- _Set problem_: In the records below, tally every line containing "Rates". Report only the total.
* Start Records for the exercise *
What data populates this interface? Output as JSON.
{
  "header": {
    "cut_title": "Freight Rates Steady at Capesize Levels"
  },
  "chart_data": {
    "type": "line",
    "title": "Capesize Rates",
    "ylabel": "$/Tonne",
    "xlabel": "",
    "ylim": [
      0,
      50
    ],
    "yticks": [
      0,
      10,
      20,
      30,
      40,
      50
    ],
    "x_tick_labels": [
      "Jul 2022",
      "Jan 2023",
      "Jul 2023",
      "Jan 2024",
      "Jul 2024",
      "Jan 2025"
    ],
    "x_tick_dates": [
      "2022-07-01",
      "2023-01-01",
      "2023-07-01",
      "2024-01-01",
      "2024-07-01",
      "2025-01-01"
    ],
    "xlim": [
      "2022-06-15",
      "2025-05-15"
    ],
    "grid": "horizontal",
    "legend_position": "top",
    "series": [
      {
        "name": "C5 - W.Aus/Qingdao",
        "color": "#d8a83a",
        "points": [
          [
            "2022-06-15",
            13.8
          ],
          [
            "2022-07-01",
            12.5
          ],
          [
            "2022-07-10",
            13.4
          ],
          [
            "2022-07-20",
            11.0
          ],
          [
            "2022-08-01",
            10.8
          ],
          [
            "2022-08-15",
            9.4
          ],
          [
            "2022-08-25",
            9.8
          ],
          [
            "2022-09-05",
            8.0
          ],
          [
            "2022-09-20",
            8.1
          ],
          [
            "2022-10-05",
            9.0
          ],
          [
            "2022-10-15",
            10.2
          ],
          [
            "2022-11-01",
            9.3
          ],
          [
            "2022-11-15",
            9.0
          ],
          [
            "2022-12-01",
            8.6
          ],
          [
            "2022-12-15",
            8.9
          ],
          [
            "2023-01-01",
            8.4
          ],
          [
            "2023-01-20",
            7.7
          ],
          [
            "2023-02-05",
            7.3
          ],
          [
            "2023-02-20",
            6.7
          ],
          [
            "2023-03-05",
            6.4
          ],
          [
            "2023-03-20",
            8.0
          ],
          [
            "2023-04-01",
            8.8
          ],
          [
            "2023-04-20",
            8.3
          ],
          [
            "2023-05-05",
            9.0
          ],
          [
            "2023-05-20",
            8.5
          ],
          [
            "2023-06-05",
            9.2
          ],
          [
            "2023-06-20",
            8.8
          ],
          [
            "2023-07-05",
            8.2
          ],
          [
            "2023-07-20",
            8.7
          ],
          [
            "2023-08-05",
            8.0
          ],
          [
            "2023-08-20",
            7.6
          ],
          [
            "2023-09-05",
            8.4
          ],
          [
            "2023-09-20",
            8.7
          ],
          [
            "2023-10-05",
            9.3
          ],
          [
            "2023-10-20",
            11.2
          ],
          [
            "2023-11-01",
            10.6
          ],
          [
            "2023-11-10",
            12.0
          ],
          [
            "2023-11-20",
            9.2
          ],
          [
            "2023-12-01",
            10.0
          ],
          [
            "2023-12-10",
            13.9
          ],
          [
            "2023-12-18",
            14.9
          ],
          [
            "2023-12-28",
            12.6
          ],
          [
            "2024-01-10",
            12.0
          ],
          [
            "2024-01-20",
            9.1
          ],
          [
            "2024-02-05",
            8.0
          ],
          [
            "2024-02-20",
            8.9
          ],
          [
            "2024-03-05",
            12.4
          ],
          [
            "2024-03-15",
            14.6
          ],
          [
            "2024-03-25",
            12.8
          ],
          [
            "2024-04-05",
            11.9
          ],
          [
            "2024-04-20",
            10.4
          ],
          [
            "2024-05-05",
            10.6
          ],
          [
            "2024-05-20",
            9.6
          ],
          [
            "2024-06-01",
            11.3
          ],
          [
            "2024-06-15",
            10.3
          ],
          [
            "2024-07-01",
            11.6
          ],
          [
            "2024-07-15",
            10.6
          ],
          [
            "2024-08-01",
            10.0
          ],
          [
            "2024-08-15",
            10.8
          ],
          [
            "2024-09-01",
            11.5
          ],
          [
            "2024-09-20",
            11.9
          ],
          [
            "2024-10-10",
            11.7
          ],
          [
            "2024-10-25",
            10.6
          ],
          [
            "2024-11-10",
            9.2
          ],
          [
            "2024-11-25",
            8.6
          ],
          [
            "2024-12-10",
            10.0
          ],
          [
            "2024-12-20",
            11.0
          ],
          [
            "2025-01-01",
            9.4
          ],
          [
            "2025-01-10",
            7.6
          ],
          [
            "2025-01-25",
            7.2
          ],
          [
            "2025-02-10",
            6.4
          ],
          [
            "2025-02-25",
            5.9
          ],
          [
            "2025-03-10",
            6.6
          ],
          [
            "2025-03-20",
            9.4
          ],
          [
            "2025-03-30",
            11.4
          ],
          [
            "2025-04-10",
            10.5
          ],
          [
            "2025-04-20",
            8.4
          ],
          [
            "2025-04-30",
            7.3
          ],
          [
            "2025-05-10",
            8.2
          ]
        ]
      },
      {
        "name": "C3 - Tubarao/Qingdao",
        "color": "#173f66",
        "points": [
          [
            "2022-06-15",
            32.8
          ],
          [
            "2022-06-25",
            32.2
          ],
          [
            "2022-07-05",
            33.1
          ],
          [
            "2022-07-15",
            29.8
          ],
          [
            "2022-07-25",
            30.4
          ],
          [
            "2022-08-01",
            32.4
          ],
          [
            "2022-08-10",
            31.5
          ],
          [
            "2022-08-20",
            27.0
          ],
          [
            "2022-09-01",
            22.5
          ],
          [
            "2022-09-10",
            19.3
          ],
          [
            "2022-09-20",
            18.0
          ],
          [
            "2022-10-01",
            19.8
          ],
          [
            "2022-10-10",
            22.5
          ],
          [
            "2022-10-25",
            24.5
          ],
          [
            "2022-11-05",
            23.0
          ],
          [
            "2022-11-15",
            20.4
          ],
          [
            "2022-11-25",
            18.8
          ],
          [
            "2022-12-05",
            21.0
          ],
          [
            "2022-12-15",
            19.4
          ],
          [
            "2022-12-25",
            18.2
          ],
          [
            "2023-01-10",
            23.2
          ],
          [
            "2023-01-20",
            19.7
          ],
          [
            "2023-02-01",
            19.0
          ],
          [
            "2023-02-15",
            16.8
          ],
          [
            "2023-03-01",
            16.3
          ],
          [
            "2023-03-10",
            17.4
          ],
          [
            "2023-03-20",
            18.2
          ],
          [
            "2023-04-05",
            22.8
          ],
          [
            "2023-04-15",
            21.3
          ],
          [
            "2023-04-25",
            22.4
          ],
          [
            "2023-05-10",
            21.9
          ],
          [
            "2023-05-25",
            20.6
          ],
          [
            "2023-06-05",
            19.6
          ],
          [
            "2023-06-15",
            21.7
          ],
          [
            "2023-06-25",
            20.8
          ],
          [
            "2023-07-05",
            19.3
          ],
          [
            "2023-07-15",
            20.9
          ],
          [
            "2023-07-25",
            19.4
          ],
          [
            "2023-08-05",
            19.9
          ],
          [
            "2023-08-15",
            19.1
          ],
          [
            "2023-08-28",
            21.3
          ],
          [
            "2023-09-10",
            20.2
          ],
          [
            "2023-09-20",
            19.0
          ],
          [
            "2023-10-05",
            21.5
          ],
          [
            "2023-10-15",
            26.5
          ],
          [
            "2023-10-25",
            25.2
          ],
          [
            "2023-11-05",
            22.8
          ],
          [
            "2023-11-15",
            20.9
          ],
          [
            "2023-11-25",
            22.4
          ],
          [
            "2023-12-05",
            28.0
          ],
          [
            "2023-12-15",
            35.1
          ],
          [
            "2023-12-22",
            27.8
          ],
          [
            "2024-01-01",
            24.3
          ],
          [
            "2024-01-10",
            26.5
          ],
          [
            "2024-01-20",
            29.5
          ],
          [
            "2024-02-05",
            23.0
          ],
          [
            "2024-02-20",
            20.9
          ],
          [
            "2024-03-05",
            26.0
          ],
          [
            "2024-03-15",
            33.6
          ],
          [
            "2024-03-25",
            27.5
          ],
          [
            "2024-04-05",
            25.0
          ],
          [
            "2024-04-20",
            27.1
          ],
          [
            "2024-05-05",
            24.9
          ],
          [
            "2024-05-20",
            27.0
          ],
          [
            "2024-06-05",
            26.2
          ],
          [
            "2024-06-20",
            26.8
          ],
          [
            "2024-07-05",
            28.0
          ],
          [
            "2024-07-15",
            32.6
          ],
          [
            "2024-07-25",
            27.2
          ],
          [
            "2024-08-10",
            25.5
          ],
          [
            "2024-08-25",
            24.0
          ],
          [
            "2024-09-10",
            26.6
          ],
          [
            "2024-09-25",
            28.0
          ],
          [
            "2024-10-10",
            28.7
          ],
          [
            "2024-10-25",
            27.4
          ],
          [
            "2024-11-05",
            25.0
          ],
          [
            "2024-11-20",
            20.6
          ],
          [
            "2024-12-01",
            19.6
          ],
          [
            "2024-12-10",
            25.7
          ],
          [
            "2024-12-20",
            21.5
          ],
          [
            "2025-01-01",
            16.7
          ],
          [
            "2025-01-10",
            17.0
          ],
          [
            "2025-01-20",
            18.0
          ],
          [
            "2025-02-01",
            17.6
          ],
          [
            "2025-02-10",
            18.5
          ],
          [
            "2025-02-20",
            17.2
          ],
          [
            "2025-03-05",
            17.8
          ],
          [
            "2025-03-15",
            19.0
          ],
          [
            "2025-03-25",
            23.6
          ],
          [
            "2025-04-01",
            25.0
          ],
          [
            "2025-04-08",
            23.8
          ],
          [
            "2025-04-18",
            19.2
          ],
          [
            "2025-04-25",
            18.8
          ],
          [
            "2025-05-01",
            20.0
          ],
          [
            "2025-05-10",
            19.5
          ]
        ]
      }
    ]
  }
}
* End Records for the exercise *
- _Output below_: 2